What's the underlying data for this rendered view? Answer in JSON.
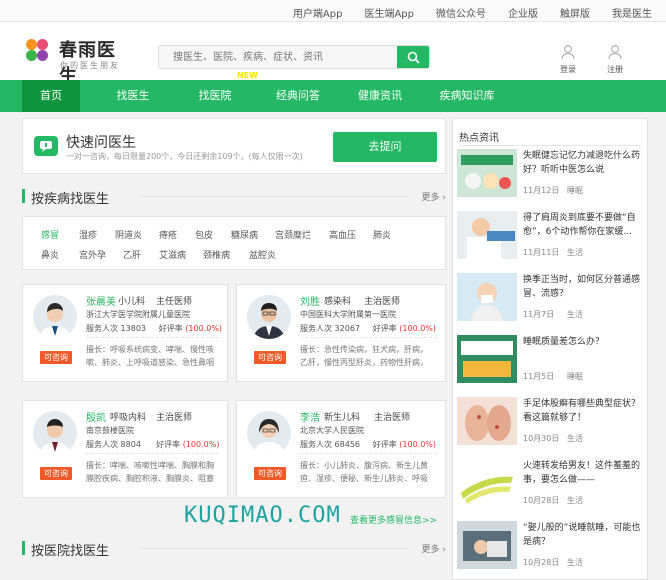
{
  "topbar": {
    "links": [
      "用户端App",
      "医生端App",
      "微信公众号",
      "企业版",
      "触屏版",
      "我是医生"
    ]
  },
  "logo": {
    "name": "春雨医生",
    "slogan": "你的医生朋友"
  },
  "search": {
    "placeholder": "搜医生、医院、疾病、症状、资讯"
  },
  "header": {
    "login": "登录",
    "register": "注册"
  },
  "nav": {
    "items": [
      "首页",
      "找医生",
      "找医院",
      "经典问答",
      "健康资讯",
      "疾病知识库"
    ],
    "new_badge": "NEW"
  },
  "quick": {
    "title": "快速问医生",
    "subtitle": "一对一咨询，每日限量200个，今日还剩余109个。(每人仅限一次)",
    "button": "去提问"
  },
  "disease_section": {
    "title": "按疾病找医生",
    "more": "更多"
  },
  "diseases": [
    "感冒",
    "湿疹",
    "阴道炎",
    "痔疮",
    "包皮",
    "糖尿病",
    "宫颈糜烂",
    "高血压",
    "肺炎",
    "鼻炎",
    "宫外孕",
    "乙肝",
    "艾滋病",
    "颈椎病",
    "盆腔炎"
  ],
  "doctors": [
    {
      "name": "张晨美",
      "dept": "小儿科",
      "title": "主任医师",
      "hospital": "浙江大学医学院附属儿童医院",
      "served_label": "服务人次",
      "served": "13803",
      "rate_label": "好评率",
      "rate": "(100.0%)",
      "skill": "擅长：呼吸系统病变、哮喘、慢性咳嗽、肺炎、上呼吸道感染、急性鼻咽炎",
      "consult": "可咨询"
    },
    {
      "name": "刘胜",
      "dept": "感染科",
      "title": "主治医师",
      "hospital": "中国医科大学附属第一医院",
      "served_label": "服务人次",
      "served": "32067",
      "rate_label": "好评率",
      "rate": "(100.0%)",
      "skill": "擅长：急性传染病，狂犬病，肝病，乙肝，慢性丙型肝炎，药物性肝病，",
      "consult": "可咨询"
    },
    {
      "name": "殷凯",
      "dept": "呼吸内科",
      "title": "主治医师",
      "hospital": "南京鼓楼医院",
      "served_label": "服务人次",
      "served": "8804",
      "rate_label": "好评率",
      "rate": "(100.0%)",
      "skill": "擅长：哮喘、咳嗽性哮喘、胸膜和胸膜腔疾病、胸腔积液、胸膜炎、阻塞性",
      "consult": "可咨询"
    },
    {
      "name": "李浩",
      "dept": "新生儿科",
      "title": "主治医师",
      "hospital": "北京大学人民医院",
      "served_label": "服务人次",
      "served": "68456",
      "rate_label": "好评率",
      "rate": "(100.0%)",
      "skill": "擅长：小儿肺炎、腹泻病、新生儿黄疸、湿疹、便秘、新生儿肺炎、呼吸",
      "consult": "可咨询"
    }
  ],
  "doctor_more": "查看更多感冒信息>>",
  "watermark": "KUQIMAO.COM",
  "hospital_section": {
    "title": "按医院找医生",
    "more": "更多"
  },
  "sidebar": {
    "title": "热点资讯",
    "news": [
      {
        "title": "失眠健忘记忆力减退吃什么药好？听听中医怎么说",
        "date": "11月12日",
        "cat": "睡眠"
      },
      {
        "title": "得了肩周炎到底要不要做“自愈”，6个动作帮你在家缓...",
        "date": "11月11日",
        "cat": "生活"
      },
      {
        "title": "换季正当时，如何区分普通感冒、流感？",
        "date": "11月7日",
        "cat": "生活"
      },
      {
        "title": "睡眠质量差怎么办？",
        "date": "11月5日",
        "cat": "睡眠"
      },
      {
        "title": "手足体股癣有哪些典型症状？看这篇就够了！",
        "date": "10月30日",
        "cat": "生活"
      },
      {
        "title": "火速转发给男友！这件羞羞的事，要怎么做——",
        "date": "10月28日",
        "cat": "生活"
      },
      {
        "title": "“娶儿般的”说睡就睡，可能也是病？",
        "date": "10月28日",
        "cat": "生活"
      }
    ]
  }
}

++++++++++++++++++++

■ Exercise requirements: Repeat the data exactly in full, omitting its pictures.

■ Exercise output:
What's the underlying data for this rendered view? Answer in JSON.
{
  "topbar": {
    "links": [
      "用户端App",
      "医生端App",
      "微信公众号",
      "企业版",
      "触屏版",
      "我是医生"
    ]
  },
  "logo": {
    "name": "春雨医生",
    "slogan": "你的医生朋友"
  },
  "search": {
    "placeholder": "搜医生、医院、疾病、症状、资讯"
  },
  "header": {
    "login": "登录",
    "register": "注册"
  },
  "nav": {
    "items": [
      "首页",
      "找医生",
      "找医院",
      "经典问答",
      "健康资讯",
      "疾病知识库"
    ],
    "new_badge": "NEW"
  },
  "quick": {
    "title": "快速问医生",
    "subtitle": "一对一咨询，每日限量200个，今日还剩余109个。(每人仅限一次)",
    "button": "去提问"
  },
  "disease_section": {
    "title": "按疾病找医生",
    "more": "更多"
  },
  "diseases": [
    "感冒",
    "湿疹",
    "阴道炎",
    "痔疮",
    "包皮",
    "糖尿病",
    "宫颈糜烂",
    "高血压",
    "肺炎",
    "鼻炎",
    "宫外孕",
    "乙肝",
    "艾滋病",
    "颈椎病",
    "盆腔炎"
  ],
  "doctors": [
    {
      "name": "张晨美",
      "dept": "小儿科",
      "title": "主任医师",
      "hospital": "浙江大学医学院附属儿童医院",
      "served_label": "服务人次",
      "served": "13803",
      "rate_label": "好评率",
      "rate": "(100.0%)",
      "skill": "擅长：呼吸系统病变、哮喘、慢性咳嗽、肺炎、上呼吸道感染、急性鼻咽炎",
      "consult": "可咨询"
    },
    {
      "name": "刘胜",
      "dept": "感染科",
      "title": "主治医师",
      "hospital": "中国医科大学附属第一医院",
      "served_label": "服务人次",
      "served": "32067",
      "rate_label": "好评率",
      "rate": "(100.0%)",
      "skill": "擅长：急性传染病，狂犬病，肝病，乙肝，慢性丙型肝炎，药物性肝病，",
      "consult": "可咨询"
    },
    {
      "name": "殷凯",
      "dept": "呼吸内科",
      "title": "主治医师",
      "hospital": "南京鼓楼医院",
      "served_label": "服务人次",
      "served": "8804",
      "rate_label": "好评率",
      "rate": "(100.0%)",
      "skill": "擅长：哮喘、咳嗽性哮喘、胸膜和胸膜腔疾病、胸腔积液、胸膜炎、阻塞性",
      "consult": "可咨询"
    },
    {
      "name": "李浩",
      "dept": "新生儿科",
      "title": "主治医师",
      "hospital": "北京大学人民医院",
      "served_label": "服务人次",
      "served": "68456",
      "rate_label": "好评率",
      "rate": "(100.0%)",
      "skill": "擅长：小儿肺炎、腹泻病、新生儿黄疸、湿疹、便秘、新生儿肺炎、呼吸",
      "consult": "可咨询"
    }
  ],
  "doctor_more": "查看更多感冒信息>>",
  "watermark": "KUQIMAO.COM",
  "hospital_section": {
    "title": "按医院找医生",
    "more": "更多"
  },
  "sidebar": {
    "title": "热点资讯",
    "news": [
      {
        "title": "失眠健忘记忆力减退吃什么药好？听听中医怎么说",
        "date": "11月12日",
        "cat": "睡眠"
      },
      {
        "title": "得了肩周炎到底要不要做“自愈”，6个动作帮你在家缓...",
        "date": "11月11日",
        "cat": "生活"
      },
      {
        "title": "换季正当时，如何区分普通感冒、流感？",
        "date": "11月7日",
        "cat": "生活"
      },
      {
        "title": "睡眠质量差怎么办？",
        "date": "11月5日",
        "cat": "睡眠"
      },
      {
        "title": "手足体股癣有哪些典型症状？看这篇就够了！",
        "date": "10月30日",
        "cat": "生活"
      },
      {
        "title": "火速转发给男友！这件羞羞的事，要怎么做——",
        "date": "10月28日",
        "cat": "生活"
      },
      {
        "title": "“娶儿般的”说睡就睡，可能也是病？",
        "date": "10月28日",
        "cat": "生活"
      }
    ]
  }
}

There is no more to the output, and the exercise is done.